WHAT TO PRODUCE: Give back each entry unchanged, minus pictures.

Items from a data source
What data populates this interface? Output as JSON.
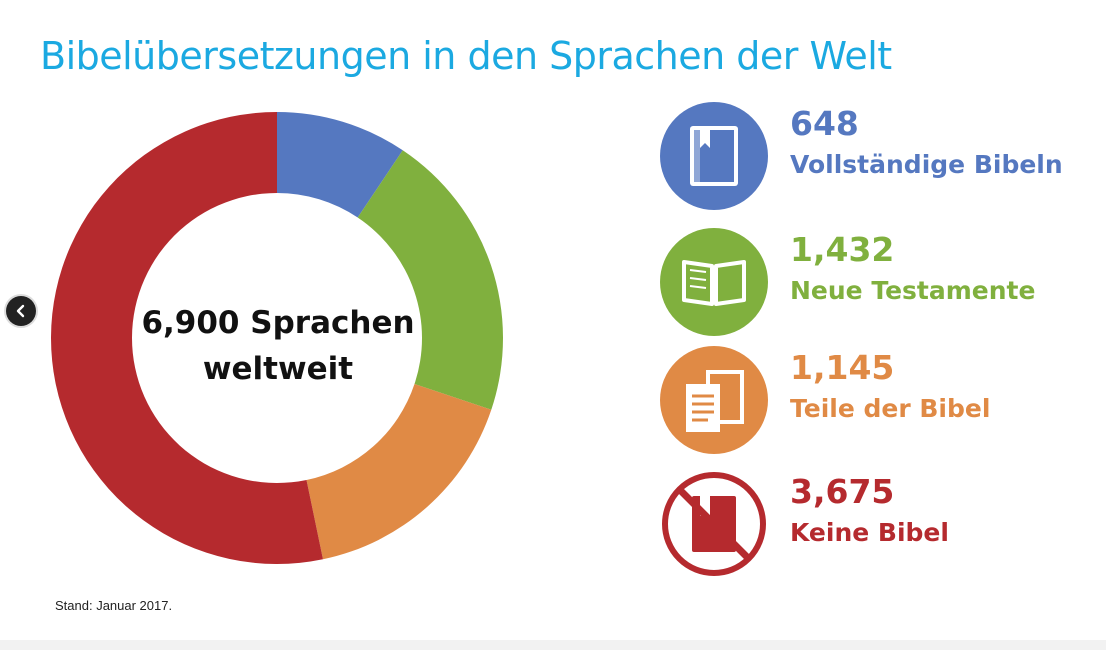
{
  "title": "Bibelübersetzungen in den Sprachen der Welt",
  "center_text": [
    "6,900 Sprachen",
    "weltweit"
  ],
  "footnote": "Stand: Januar 2017.",
  "nav": {
    "icon": "chevron-left-icon"
  },
  "chart_data": {
    "type": "pie",
    "title": "Bibelübersetzungen in den Sprachen der Welt",
    "total_label": "6,900 Sprachen weltweit",
    "categories": [
      "Vollständige Bibeln",
      "Neue Testamente",
      "Teile der Bibel",
      "Keine Bibel"
    ],
    "values": [
      648,
      1432,
      1145,
      3675
    ],
    "value_labels": [
      "648",
      "1,432",
      "1,145",
      "3,675"
    ],
    "colors": [
      "#5578c0",
      "#80b03e",
      "#e08a45",
      "#b52a2e"
    ],
    "icons": [
      "bible-icon",
      "open-book-icon",
      "document-pages-icon",
      "no-bible-icon"
    ]
  }
}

RESULT OF THIS TASK:
What data populates this interface? Output as JSON.
{
  "title": "Bibelübersetzungen in den Sprachen der Welt",
  "center_text": [
    "6,900 Sprachen",
    "weltweit"
  ],
  "footnote": "Stand: Januar 2017.",
  "nav": {
    "icon": "chevron-left-icon"
  },
  "chart_data": {
    "type": "pie",
    "title": "Bibelübersetzungen in den Sprachen der Welt",
    "total_label": "6,900 Sprachen weltweit",
    "categories": [
      "Vollständige Bibeln",
      "Neue Testamente",
      "Teile der Bibel",
      "Keine Bibel"
    ],
    "values": [
      648,
      1432,
      1145,
      3675
    ],
    "value_labels": [
      "648",
      "1,432",
      "1,145",
      "3,675"
    ],
    "colors": [
      "#5578c0",
      "#80b03e",
      "#e08a45",
      "#b52a2e"
    ],
    "icons": [
      "bible-icon",
      "open-book-icon",
      "document-pages-icon",
      "no-bible-icon"
    ]
  }
}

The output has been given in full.